*WRITTEN EXERCISE*. Review the material and extract every line in which the word "will" occurs.

*STORED RECORDS*.
━━━━━━━━━━━━━━━━━━━━

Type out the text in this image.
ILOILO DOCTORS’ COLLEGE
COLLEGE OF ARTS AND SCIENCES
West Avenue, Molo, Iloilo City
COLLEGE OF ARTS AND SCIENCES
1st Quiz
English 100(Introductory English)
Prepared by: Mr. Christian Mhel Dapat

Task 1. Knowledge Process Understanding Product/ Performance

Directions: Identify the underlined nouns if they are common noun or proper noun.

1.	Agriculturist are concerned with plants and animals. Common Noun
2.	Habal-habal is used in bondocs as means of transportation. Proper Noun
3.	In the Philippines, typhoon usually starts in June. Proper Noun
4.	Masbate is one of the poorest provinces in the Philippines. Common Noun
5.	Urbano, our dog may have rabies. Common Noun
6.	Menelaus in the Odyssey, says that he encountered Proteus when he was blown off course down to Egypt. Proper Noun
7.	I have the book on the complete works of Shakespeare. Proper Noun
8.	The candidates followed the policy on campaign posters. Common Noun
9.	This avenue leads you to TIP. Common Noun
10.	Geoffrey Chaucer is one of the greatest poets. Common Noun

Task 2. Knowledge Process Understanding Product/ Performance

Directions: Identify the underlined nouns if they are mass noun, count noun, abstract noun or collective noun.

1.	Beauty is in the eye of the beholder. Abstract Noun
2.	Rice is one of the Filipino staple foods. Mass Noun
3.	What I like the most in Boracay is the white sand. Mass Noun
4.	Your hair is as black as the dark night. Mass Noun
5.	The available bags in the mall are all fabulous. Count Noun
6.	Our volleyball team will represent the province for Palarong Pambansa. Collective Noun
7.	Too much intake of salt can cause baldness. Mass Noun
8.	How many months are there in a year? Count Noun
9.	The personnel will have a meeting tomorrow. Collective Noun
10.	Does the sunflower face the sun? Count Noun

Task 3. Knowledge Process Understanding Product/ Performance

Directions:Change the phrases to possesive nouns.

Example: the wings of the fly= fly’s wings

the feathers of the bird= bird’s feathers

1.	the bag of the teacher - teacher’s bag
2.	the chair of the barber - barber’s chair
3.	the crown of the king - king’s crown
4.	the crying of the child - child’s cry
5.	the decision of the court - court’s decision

━━━━━━━━━━━━━━━━━━━━

*SOLUTION TO THE EXERCISE*.
6.	Our volleyball team will represent the province for Palarong Pambansa. Collective Noun
9.	The personnel will have a meeting tomorrow. Collective Noun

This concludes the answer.